Aufgaben zur Übung:
a. Wann soll laut dem Text über Umstrukturierung in Medienhäusern die besuchte Redaktion aufgelöst werden?
b. Führen Sie den Text über Umstrukturierung in Medienhäusern nach seinem letzten Satz weiter.

Textauszug:
Umstrukturierung: Wie Medienprofis sich neu motivieren, wenn der alte Job wegfällt Attila Albert

Wenn eine Redaktion aufgelöst oder ein Titel eingestellt wird, bedeutet das für die Mitarbeiter häufig einen langen Abschied auf Raten. Dabei fällt es vielen schwer, sich für einen persönlichen Neuanfang zu motivieren und ihn aktiv anzugehen. Karrierecoach Attila Albert sagt, wie Sie es schaffen.

Berlin –  Kürzlich besuchte ich eine Redaktion, die seit Längerem weiß, dass sie zum Jahresende aufgelöst werden wird. Alle Kollegen erledigten weiterhin routiniert ihre Aufgaben, viele waren seit Jahrzehnten dabei. Aber hier und da ergaben sich kurze Gespräche, die Enttäuschung über die Unternehmensleitung und Verbitterung über die Branche erkennen ließen, dazu Unsicherheit über die eigene Zukunft. Manche tröstete der Gedanke an die Frührente, andere hofften, dass ihre Bewerbungen anderswo erfolgreich sein würden.

 

Da waren nun all diese erfahrenen Journalisten und weiteren Mitarbeiter der Redaktion, die schon so vieles erreicht und erlebt hatten. Doch das bevorstehende Ende des Gewohnten überforderte die meisten, die seit langem Angestellte oder Pauschalisten des Medienhauses waren. Nur wenige hatten eine echte Idee, wie es für sie weitergehen könnte. Auf den neuen Lebensabschnitt, wenn er auch ungewollt kam, schien sich gar niemand zu freuen. Doch diese Art von Umstrukturierung ist nicht selten. Deshalb heute einige Gedanken dazu.

 

Langsame Abschiede sind oft schwieriger
Das ungewollte Ende eines beruflichen Kapitels ist schmerzlich genug – manchmal umso mehr, wenn man früh davon erfährt und das langsame, schrittweise Aus miterleben muss. Das Management packt nichts mehr an, was die Lage doch noch herumreißen könnte, lässt nur noch das Alltagsgeschäft abwickeln. Die ersten Kollegen, die etwas Neues gefunden haben, verabschieden sich. Schreibtische und Schränke werden ausgeräumt, bald ganze Zimmer. Für diejenigen, die noch dabei sind, ist es ein Abschied auf Raten.

Übersicht der Zeilen:
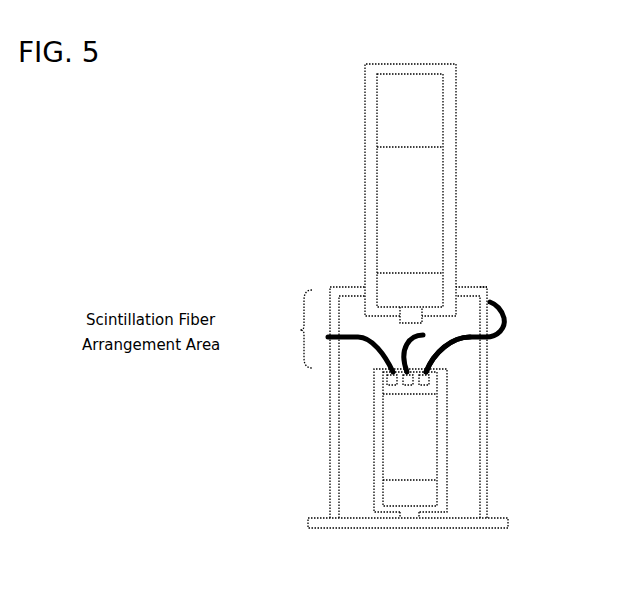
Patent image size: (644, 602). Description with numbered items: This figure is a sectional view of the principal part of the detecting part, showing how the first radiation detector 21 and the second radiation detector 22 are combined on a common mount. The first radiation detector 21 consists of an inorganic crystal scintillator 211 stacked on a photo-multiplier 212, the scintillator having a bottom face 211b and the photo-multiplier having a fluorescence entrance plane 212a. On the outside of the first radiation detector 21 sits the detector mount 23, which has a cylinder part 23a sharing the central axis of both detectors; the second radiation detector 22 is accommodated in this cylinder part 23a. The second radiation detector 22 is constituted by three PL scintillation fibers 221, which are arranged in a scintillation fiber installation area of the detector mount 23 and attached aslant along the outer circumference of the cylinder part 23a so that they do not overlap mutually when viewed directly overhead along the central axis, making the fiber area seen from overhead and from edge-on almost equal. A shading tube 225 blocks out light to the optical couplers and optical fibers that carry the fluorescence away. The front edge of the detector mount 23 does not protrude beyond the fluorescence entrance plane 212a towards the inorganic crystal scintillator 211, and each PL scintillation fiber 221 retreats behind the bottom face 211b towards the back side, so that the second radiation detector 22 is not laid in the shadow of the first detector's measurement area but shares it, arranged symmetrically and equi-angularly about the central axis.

The first radiation detector 21 is at (456, 166).
The inorganic crystal scintillator 211 is at (444, 100).
The bottom face 211b is at (390, 158).
The photo-multiplier 212 is at (376, 215).
The fluorescence entrance plane 212a is at (393, 147).
The second radiation detector 22 is at (447, 467).
The PL scintillation fiber 221 is at (508, 322).
The shading tube 225 is at (460, 343).
The detector mount 23 is at (486, 413).
The cylinder part 23a is at (486, 288).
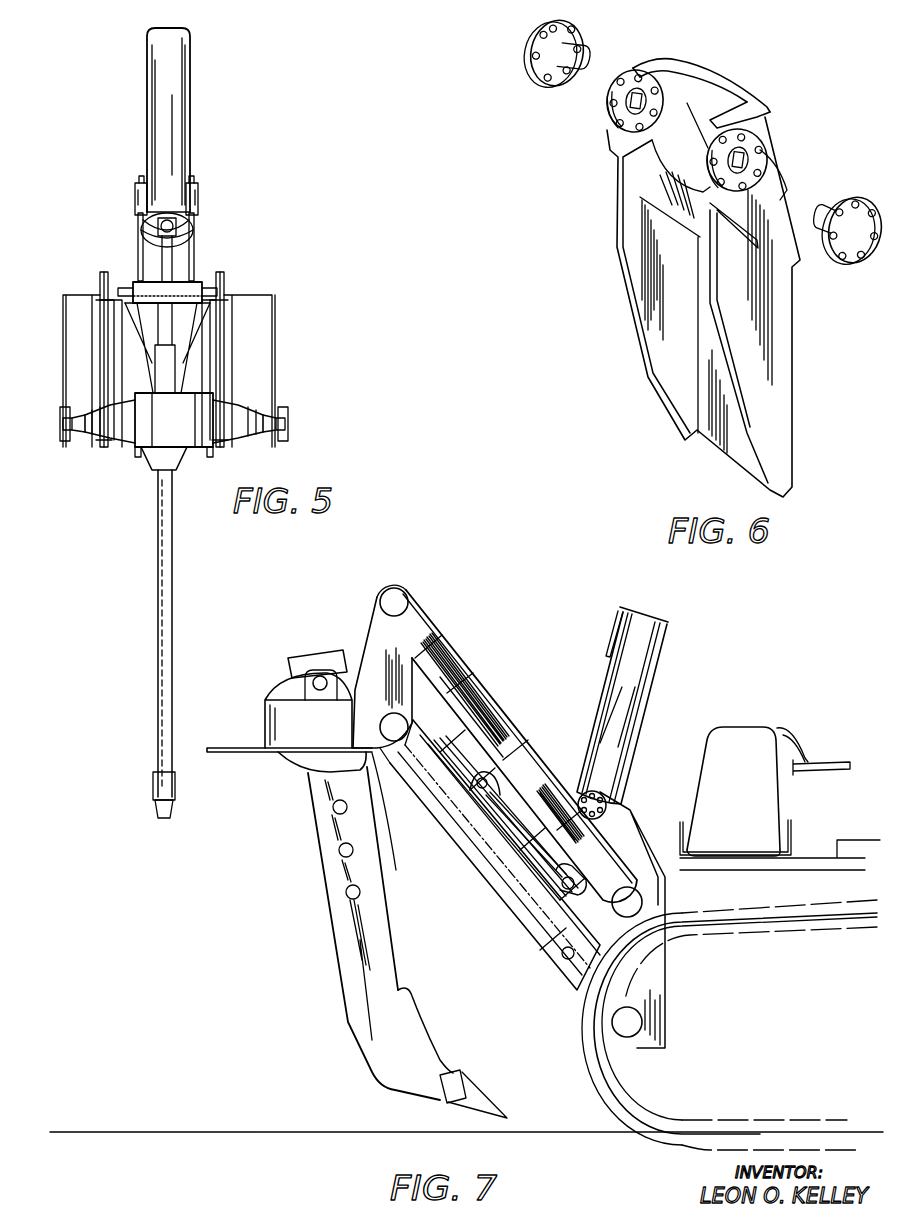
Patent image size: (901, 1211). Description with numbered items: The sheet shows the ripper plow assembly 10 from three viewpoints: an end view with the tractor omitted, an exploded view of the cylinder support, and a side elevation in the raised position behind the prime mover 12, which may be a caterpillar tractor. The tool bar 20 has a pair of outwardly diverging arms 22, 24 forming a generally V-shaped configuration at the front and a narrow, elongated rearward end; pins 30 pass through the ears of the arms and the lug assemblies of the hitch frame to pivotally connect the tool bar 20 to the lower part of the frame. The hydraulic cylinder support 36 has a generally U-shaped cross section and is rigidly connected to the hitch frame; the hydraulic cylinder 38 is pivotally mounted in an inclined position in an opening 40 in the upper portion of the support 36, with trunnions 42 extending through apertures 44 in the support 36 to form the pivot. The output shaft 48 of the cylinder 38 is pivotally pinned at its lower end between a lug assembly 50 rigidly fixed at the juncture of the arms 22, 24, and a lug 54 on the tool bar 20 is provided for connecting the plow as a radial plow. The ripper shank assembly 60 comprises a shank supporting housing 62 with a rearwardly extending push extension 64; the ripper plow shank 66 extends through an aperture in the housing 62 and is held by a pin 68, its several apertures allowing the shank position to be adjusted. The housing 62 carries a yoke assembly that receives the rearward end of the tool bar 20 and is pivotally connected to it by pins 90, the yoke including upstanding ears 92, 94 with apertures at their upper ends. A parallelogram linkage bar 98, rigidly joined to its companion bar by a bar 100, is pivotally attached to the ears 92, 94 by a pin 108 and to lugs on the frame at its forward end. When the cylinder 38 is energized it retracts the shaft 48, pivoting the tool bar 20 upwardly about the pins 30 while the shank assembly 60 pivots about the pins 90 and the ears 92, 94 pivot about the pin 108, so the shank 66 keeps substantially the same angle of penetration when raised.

In FIG. 7, the ripper plow assembly 10 is at (539, 642).
In FIG. 7, the prime mover 12 is at (828, 728).
In FIG. 7, the tool bar 20 is at (518, 922).
In FIG. 5, the arm 22 is at (243, 403).
In FIG. 5, the arm 24 is at (95, 403).
In FIG. 7, the pins 30 is at (630, 1035).
In FIG. 6, the hydraulic cylinder support 36 is at (793, 412).
In FIG. 5, the hydraulic cylinder 38 is at (192, 85).
In FIG. 7, the hydraulic cylinder 38 is at (660, 655).
In FIG. 6, the opening 40 is at (694, 90).
In FIG. 6, the trunnions 42 is at (528, 57).
In FIG. 6, the apertures 44 is at (628, 103).
In FIG. 5, the output shaft 48 is at (176, 260).
In FIG. 7, the output shaft 48 is at (565, 875).
In FIG. 7, the lug assembly 50 is at (555, 872).
In FIG. 7, the lug 54 is at (487, 782).
In FIG. 7, the ripper shank assembly 60 is at (301, 634).
In FIG. 5, the shank supporting housing 62 is at (178, 465).
In FIG. 7, the shank supporting housing 62 is at (300, 770).
In FIG. 7, the push extension 64 is at (225, 745).
In FIG. 5, the ripper plow shank 66 is at (157, 588).
In FIG. 7, the ripper plow shank 66 is at (333, 932).
In FIG. 7, the pin 68 is at (314, 683).
In FIG. 7, the pins 90 is at (380, 790).
In FIG. 5, the ear 92 is at (100, 340).
In FIG. 5, the ear 94 is at (224, 340).
In FIG. 7, the ear 94 is at (374, 628).
In FIG. 7, the parallelogram linkage bar 98 is at (495, 705).
In FIG. 5, the bar 100 is at (150, 285).
In FIG. 7, the pin 108 is at (397, 602).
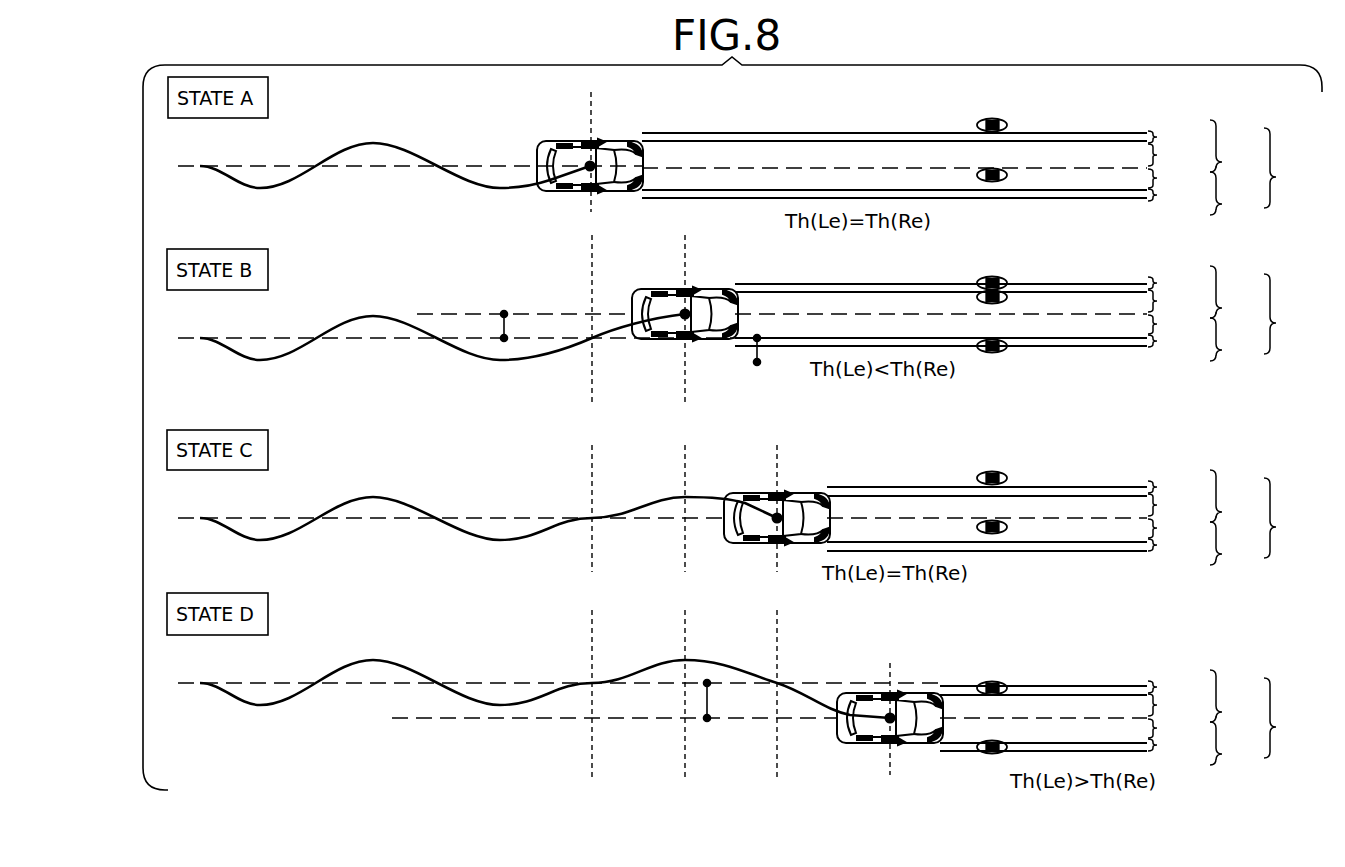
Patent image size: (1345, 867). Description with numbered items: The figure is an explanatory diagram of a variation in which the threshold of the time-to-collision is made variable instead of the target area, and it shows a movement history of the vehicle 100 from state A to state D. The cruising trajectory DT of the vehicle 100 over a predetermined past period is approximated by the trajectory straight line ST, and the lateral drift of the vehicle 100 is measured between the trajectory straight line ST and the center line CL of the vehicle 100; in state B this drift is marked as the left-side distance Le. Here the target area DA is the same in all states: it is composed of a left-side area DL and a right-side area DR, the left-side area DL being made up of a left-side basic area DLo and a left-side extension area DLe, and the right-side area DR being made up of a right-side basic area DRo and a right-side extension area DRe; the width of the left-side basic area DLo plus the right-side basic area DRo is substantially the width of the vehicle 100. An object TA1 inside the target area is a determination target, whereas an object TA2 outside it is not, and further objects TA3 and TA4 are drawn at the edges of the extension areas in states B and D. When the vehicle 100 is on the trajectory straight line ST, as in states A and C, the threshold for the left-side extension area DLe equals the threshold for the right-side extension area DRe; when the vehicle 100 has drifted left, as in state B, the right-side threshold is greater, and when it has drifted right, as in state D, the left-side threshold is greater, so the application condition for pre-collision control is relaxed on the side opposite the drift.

The vehicle 100 is at (560, 143).
The trajectory straight line ST is at (225, 166).
The cruising trajectory DT is at (258, 188).
The center line of the vehicle CL is at (452, 166).
The left-side threshold parameter Le is at (757, 362).
The object TA1 is at (992, 182).
The object TA2 is at (1008, 124).
The target area 3 TA3 is at (977, 279).
The target area 4 TA4 is at (988, 754).
The left-side extension area DLe is at (975, 404).
The left-side basic area DLo is at (975, 418).
The right-side basic area DRo is at (975, 466).
The right-side extension area DRe is at (975, 482).
The left-side area DL is at (1212, 167).
The right-side area DR is at (1212, 313).
The target area DA is at (1212, 617).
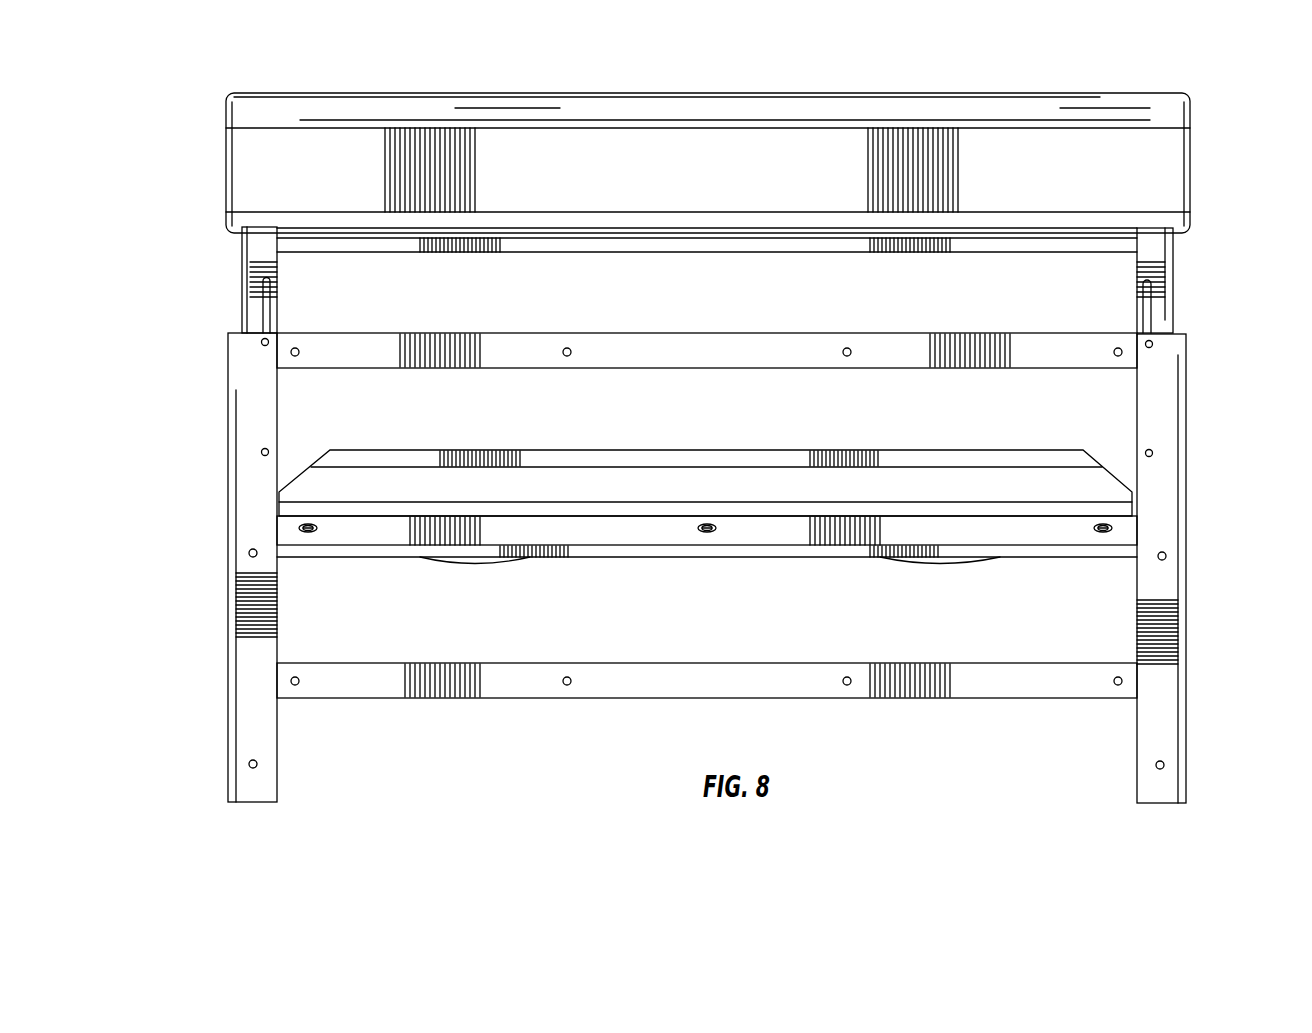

Antworten je Aufgabe:
a. Zum Jahresende.

b.
Solch eine berufliche Situation zieht auch den Stärksten leicht runter. Jeder Tag – und jeder Blick in die Redaktion, die sich zunehmend leert und verlottert – erinnert einen an den Verlust. Man denkt an die schönen Momente und Erfolge der Vergangenheit zurück, an Kollegen, die nicht mehr da sind. Ist wütend auf die Geschäftsführung, ärgert sich über nicht mehr genutzte Chancen. Doch das Ende ist beschlossen und unausweichlich, was oft zu Hilflosigkeit und Resignation führt: „Wir können ja sowieso nichts mehr ändern.‟

 

Lebensplanung über die Rente hinaus
Bei älteren Medienprofis ist die Versuchung groß, damit auch gleich die gesamte Karriere abzuschließen. Wenn es den aktuellen Job zukünftig nicht mehr geben wird, man zudem von der Art und Weise des Endes enttäuscht ist, erscheinen Altersteilzeit und Frührente als verlockende Ausstiegsoptionen. Andere nehmen, was sie noch finden können, ohne vorher einmal über ihre weitere Lebensplanung nachzudenken. Wechseln etwa in die PR, weil der Journalismus „kaputtgespart‟ worden sei, obwohl sie das nie wollten.

 

Grundsätzlich gilt: Veränderungen gehören zum Berufsleben. Immer wieder endet ein Kapitel – ein einzelnes Projekt, ein bestimmter Job, die Existenz eines Titels oder sogar eines ganzen Unternehmens. Nur so ist es möglich, dass Neues beginnt. Doch gerade langjährig Angestellten ist vielfach das Gefühl für diese Realität verloren gegangen, ebenso die Zuversicht, damit umgehen zu können. Vielleicht wollten sie schon „irgendwann mal was anderes machen‟, jedoch zu einem undefinierten Zeitpunkt, der nie kam.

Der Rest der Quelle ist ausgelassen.